WHAT YOU ARE ASKED TO DO >>
Set down, in full, every record in the block.

EXCERPTED RECORDS >>
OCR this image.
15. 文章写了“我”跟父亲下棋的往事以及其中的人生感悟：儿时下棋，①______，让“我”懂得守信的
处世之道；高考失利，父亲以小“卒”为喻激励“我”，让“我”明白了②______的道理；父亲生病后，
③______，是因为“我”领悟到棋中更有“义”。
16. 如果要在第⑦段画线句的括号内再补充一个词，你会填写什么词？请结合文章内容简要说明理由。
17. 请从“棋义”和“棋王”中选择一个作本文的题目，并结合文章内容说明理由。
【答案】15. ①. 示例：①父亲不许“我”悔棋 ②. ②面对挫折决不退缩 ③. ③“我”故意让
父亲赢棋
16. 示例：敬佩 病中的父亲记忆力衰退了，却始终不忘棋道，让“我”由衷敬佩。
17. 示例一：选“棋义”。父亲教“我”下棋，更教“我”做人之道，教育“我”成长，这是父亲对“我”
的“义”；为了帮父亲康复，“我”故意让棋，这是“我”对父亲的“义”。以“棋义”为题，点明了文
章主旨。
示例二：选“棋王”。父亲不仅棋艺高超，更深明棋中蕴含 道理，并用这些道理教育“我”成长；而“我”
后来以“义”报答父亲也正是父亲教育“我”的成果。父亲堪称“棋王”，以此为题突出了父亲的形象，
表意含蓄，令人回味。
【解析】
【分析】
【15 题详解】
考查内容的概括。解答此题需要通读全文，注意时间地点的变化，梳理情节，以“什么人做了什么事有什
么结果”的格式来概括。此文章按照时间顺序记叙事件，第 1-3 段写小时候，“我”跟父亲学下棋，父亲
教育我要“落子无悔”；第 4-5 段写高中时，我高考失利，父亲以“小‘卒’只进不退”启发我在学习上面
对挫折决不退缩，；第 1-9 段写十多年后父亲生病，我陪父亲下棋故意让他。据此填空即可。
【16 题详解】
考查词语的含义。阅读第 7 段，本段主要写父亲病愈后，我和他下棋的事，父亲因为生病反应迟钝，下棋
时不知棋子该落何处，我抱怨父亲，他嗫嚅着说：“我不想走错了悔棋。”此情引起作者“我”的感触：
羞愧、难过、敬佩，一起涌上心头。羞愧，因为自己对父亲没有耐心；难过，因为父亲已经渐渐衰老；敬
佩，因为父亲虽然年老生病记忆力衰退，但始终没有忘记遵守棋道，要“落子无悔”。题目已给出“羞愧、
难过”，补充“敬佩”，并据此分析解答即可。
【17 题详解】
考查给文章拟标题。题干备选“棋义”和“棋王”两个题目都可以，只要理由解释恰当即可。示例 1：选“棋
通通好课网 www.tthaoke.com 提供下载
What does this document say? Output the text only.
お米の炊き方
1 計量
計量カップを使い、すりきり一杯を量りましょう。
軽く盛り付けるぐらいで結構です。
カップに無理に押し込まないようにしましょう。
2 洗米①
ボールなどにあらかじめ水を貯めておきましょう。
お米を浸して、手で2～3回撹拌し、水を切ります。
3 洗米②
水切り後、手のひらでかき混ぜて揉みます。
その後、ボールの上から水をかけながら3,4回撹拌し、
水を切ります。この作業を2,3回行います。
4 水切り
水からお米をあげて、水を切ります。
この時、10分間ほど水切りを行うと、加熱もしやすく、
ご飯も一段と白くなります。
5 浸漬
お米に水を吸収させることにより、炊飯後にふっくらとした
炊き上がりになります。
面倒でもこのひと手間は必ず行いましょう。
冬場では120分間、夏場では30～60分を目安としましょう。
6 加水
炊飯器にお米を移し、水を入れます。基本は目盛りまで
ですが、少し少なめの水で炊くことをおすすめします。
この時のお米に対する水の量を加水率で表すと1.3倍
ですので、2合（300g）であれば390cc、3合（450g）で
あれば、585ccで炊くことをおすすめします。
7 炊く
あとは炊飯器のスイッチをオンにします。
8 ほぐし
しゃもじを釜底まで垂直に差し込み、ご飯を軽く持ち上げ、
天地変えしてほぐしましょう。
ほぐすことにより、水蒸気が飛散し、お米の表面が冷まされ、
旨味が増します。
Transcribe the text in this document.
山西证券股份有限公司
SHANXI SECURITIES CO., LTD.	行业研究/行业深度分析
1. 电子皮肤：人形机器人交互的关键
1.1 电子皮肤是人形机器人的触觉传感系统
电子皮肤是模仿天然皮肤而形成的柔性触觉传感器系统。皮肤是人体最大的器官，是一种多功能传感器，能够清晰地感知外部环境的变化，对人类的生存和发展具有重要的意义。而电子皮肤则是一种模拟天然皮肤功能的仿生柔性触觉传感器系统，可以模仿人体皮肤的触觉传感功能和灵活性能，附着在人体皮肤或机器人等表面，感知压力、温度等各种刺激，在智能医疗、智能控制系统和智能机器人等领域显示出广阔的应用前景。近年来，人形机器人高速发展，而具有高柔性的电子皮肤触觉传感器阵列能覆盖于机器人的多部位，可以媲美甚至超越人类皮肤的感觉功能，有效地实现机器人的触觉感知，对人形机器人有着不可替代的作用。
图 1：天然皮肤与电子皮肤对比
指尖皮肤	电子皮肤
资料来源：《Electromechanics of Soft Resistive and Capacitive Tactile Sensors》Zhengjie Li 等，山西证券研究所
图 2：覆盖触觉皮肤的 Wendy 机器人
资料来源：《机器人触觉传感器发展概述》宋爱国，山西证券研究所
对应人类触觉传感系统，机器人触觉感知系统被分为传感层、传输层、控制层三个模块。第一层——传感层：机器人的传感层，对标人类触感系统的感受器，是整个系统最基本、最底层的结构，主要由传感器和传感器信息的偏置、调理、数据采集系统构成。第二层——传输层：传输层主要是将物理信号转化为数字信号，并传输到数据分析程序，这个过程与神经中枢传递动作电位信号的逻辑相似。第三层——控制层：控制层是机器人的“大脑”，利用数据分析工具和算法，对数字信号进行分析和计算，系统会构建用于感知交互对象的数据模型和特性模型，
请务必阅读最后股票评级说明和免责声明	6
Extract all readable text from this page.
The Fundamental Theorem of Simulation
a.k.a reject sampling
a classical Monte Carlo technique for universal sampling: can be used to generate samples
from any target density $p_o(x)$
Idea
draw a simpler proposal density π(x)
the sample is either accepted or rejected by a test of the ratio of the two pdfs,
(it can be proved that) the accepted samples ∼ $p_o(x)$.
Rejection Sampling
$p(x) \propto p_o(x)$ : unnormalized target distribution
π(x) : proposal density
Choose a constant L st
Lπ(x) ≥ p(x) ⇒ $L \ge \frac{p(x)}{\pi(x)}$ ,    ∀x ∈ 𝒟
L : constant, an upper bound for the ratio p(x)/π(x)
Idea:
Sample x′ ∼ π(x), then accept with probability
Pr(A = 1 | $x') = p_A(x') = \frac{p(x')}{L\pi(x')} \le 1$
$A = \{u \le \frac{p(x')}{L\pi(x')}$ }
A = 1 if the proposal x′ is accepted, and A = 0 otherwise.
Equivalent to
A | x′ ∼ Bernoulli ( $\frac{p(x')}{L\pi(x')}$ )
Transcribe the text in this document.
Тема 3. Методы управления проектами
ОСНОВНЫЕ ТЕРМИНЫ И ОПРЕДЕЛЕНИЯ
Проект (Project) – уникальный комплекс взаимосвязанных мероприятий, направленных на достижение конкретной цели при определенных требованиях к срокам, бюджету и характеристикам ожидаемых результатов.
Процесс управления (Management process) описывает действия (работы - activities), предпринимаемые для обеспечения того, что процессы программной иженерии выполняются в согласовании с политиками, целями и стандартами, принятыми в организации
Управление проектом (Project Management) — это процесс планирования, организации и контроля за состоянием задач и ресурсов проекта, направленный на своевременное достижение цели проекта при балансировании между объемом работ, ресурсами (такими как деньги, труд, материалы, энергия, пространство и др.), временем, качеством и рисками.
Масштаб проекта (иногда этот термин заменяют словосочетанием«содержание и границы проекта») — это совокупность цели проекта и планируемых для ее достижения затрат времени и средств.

TASK SOLUTION >>
OCR this image.
15. 文章写了“我”跟父亲下棋的往事以及其中的人生感悟：儿时下棋，①______，让“我”懂得守信的
处世之道；高考失利，父亲以小“卒”为喻激励“我”，让“我”明白了②______的道理；父亲生病后，
③______，是因为“我”领悟到棋中更有“义”。
16. 如果要在第⑦段画线句的括号内再补充一个词，你会填写什么词？请结合文章内容简要说明理由。
17. 请从“棋义”和“棋王”中选择一个作本文的题目，并结合文章内容说明理由。
【答案】15. ①. 示例：①父亲不许“我”悔棋 ②. ②面对挫折决不退缩 ③. ③“我”故意让
父亲赢棋
16. 示例：敬佩 病中的父亲记忆力衰退了，却始终不忘棋道，让“我”由衷敬佩。
17. 示例一：选“棋义”。父亲教“我”下棋，更教“我”做人之道，教育“我”成长，这是父亲对“我”
的“义”；为了帮父亲康复，“我”故意让棋，这是“我”对父亲的“义”。以“棋义”为题，点明了文
章主旨。
示例二：选“棋王”。父亲不仅棋艺高超，更深明棋中蕴含 道理，并用这些道理教育“我”成长；而“我”
后来以“义”报答父亲也正是父亲教育“我”的成果。父亲堪称“棋王”，以此为题突出了父亲的形象，
表意含蓄，令人回味。
【解析】
【分析】
【15 题详解】
考查内容的概括。解答此题需要通读全文，注意时间地点的变化，梳理情节，以“什么人做了什么事有什
么结果”的格式来概括。此文章按照时间顺序记叙事件，第 1-3 段写小时候，“我”跟父亲学下棋，父亲
教育我要“落子无悔”；第 4-5 段写高中时，我高考失利，父亲以“小‘卒’只进不退”启发我在学习上面
对挫折决不退缩，；第 1-9 段写十多年后父亲生病，我陪父亲下棋故意让他。据此填空即可。
【16 题详解】
考查词语的含义。阅读第 7 段，本段主要写父亲病愈后，我和他下棋的事，父亲因为生病反应迟钝，下棋
时不知棋子该落何处，我抱怨父亲，他嗫嚅着说：“我不想走错了悔棋。”此情引起作者“我”的感触：
羞愧、难过、敬佩，一起涌上心头。羞愧，因为自己对父亲没有耐心；难过，因为父亲已经渐渐衰老；敬
佩，因为父亲虽然年老生病记忆力衰退，但始终没有忘记遵守棋道，要“落子无悔”。题目已给出“羞愧、
难过”，补充“敬佩”，并据此分析解答即可。
【17 题详解】
考查给文章拟标题。题干备选“棋义”和“棋王”两个题目都可以，只要理由解释恰当即可。示例 1：选“棋
通通好课网 www.tthaoke.com 提供下载
What does this document say? Output the text only.
お米の炊き方
1 計量
計量カップを使い、すりきり一杯を量りましょう。
軽く盛り付けるぐらいで結構です。
カップに無理に押し込まないようにしましょう。
2 洗米①
ボールなどにあらかじめ水を貯めておきましょう。
お米を浸して、手で2～3回撹拌し、水を切ります。
3 洗米②
水切り後、手のひらでかき混ぜて揉みます。
その後、ボールの上から水をかけながら3,4回撹拌し、
水を切ります。この作業を2,3回行います。
4 水切り
水からお米をあげて、水を切ります。
この時、10分間ほど水切りを行うと、加熱もしやすく、
ご飯も一段と白くなります。
5 浸漬
お米に水を吸収させることにより、炊飯後にふっくらとした
炊き上がりになります。
面倒でもこのひと手間は必ず行いましょう。
冬場では120分間、夏場では30～60分を目安としましょう。
6 加水
炊飯器にお米を移し、水を入れます。基本は目盛りまで
ですが、少し少なめの水で炊くことをおすすめします。
この時のお米に対する水の量を加水率で表すと1.3倍
ですので、2合（300g）であれば390cc、3合（450g）で
あれば、585ccで炊くことをおすすめします。
7 炊く
あとは炊飯器のスイッチをオンにします。
8 ほぐし
しゃもじを釜底まで垂直に差し込み、ご飯を軽く持ち上げ、
天地変えしてほぐしましょう。
ほぐすことにより、水蒸気が飛散し、お米の表面が冷まされ、
旨味が増します。
Transcribe the text in this document.
山西证券股份有限公司
SHANXI SECURITIES CO., LTD.	行业研究/行业深度分析
1. 电子皮肤：人形机器人交互的关键
1.1 电子皮肤是人形机器人的触觉传感系统
电子皮肤是模仿天然皮肤而形成的柔性触觉传感器系统。皮肤是人体最大的器官，是一种多功能传感器，能够清晰地感知外部环境的变化，对人类的生存和发展具有重要的意义。而电子皮肤则是一种模拟天然皮肤功能的仿生柔性触觉传感器系统，可以模仿人体皮肤的触觉传感功能和灵活性能，附着在人体皮肤或机器人等表面，感知压力、温度等各种刺激，在智能医疗、智能控制系统和智能机器人等领域显示出广阔的应用前景。近年来，人形机器人高速发展，而具有高柔性的电子皮肤触觉传感器阵列能覆盖于机器人的多部位，可以媲美甚至超越人类皮肤的感觉功能，有效地实现机器人的触觉感知，对人形机器人有着不可替代的作用。
图 1：天然皮肤与电子皮肤对比
指尖皮肤	电子皮肤
资料来源：《Electromechanics of Soft Resistive and Capacitive Tactile Sensors》Zhengjie Li 等，山西证券研究所
图 2：覆盖触觉皮肤的 Wendy 机器人
资料来源：《机器人触觉传感器发展概述》宋爱国，山西证券研究所
对应人类触觉传感系统，机器人触觉感知系统被分为传感层、传输层、控制层三个模块。第一层——传感层：机器人的传感层，对标人类触感系统的感受器，是整个系统最基本、最底层的结构，主要由传感器和传感器信息的偏置、调理、数据采集系统构成。第二层——传输层：传输层主要是将物理信号转化为数字信号，并传输到数据分析程序，这个过程与神经中枢传递动作电位信号的逻辑相似。第三层——控制层：控制层是机器人的“大脑”，利用数据分析工具和算法，对数字信号进行分析和计算，系统会构建用于感知交互对象的数据模型和特性模型，
请务必阅读最后股票评级说明和免责声明	6
Extract all readable text from this page.
The Fundamental Theorem of Simulation
a.k.a reject sampling
a classical Monte Carlo technique for universal sampling: can be used to generate samples
from any target density $p_o(x)$
Idea
draw a simpler proposal density π(x)
the sample is either accepted or rejected by a test of the ratio of the two pdfs,
(it can be proved that) the accepted samples ∼ $p_o(x)$.
Rejection Sampling
$p(x) \propto p_o(x)$ : unnormalized target distribution
π(x) : proposal density
Choose a constant L st
Lπ(x) ≥ p(x) ⇒ $L \ge \frac{p(x)}{\pi(x)}$ ,    ∀x ∈ 𝒟
L : constant, an upper bound for the ratio p(x)/π(x)
Idea:
Sample x′ ∼ π(x), then accept with probability
Pr(A = 1 | $x') = p_A(x') = \frac{p(x')}{L\pi(x')} \le 1$
$A = \{u \le \frac{p(x')}{L\pi(x')}$ }
A = 1 if the proposal x′ is accepted, and A = 0 otherwise.
Equivalent to
A | x′ ∼ Bernoulli ( $\frac{p(x')}{L\pi(x')}$ )
Transcribe the text in this document.
Тема 3. Методы управления проектами
ОСНОВНЫЕ ТЕРМИНЫ И ОПРЕДЕЛЕНИЯ
Проект (Project) – уникальный комплекс взаимосвязанных мероприятий, направленных на достижение конкретной цели при определенных требованиях к срокам, бюджету и характеристикам ожидаемых результатов.
Процесс управления (Management process) описывает действия (работы - activities), предпринимаемые для обеспечения того, что процессы программной иженерии выполняются в согласовании с политиками, целями и стандартами, принятыми в организации
Управление проектом (Project Management) — это процесс планирования, организации и контроля за состоянием задач и ресурсов проекта, направленный на своевременное достижение цели проекта при балансировании между объемом работ, ресурсами (такими как деньги, труд, материалы, энергия, пространство и др.), временем, качеством и рисками.
Масштаб проекта (иногда этот термин заменяют словосочетанием«содержание и границы проекта») — это совокупность цели проекта и планируемых для ее достижения затрат времени и средств.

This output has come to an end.